*** Block opens ***

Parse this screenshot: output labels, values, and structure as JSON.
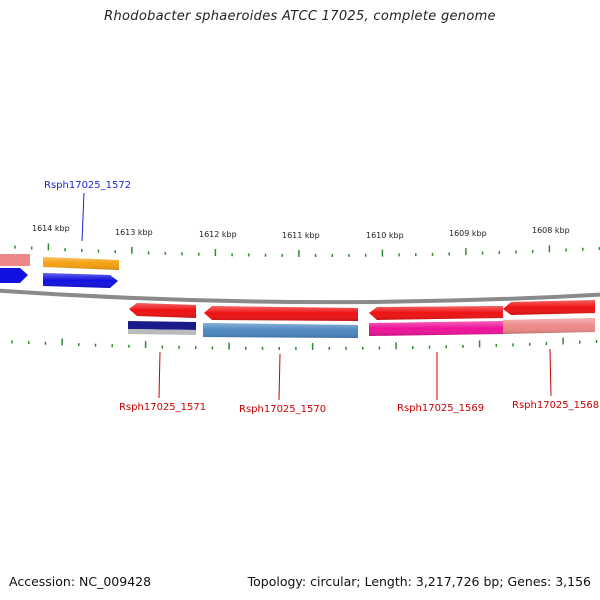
{
  "title": "Rhodobacter sphaeroides ATCC 17025, complete genome",
  "footer": {
    "accession": "Accession: NC_009428",
    "topology": "Topology: circular; Length: 3,217,726 bp; Genes: 3,156"
  },
  "colors": {
    "backbone": "#8a8a8a",
    "tick": "#2e8b2e",
    "label_forward": "#1f1fd0",
    "label_reverse": "#cc0000"
  },
  "ticks": [
    {
      "label": "1614 kbp"
    },
    {
      "label": "1613 kbp"
    },
    {
      "label": "1612 kbp"
    },
    {
      "label": "1611 kbp"
    },
    {
      "label": "1610 kbp"
    },
    {
      "label": "1609 kbp"
    },
    {
      "label": "1608 kbp"
    }
  ],
  "genes": [
    {
      "name": "Rsph17025_1572",
      "strand": "+",
      "color": "#1010e0",
      "cds_color": "#f5a010"
    },
    {
      "name": "Rsph17025_1571",
      "strand": "-",
      "color": "#ee1111",
      "cds_color": "#1a1a8a"
    },
    {
      "name": "Rsph17025_1570",
      "strand": "-",
      "color": "#ee1111",
      "cds_color": "#4a86c0"
    },
    {
      "name": "Rsph17025_1569",
      "strand": "-",
      "color": "#ee1111",
      "cds_color": "#ee1199"
    },
    {
      "name": "Rsph17025_1568",
      "strand": "-",
      "color": "#ee1111",
      "cds_color": "#ee8888"
    }
  ]
}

*** Block closes ***

Work task | Your copy should match the material above exactly, minus its pictures.

Result for this exercise |
Parse this screenshot: output labels, values, and structure as JSON.
{
  "title": "Rhodobacter sphaeroides ATCC 17025, complete genome",
  "footer": {
    "accession": "Accession: NC_009428",
    "topology": "Topology: circular; Length: 3,217,726 bp; Genes: 3,156"
  },
  "colors": {
    "backbone": "#8a8a8a",
    "tick": "#2e8b2e",
    "label_forward": "#1f1fd0",
    "label_reverse": "#cc0000"
  },
  "ticks": [
    {
      "label": "1614 kbp"
    },
    {
      "label": "1613 kbp"
    },
    {
      "label": "1612 kbp"
    },
    {
      "label": "1611 kbp"
    },
    {
      "label": "1610 kbp"
    },
    {
      "label": "1609 kbp"
    },
    {
      "label": "1608 kbp"
    }
  ],
  "genes": [
    {
      "name": "Rsph17025_1572",
      "strand": "+",
      "color": "#1010e0",
      "cds_color": "#f5a010"
    },
    {
      "name": "Rsph17025_1571",
      "strand": "-",
      "color": "#ee1111",
      "cds_color": "#1a1a8a"
    },
    {
      "name": "Rsph17025_1570",
      "strand": "-",
      "color": "#ee1111",
      "cds_color": "#4a86c0"
    },
    {
      "name": "Rsph17025_1569",
      "strand": "-",
      "color": "#ee1111",
      "cds_color": "#ee1199"
    },
    {
      "name": "Rsph17025_1568",
      "strand": "-",
      "color": "#ee1111",
      "cds_color": "#ee8888"
    }
  ]
}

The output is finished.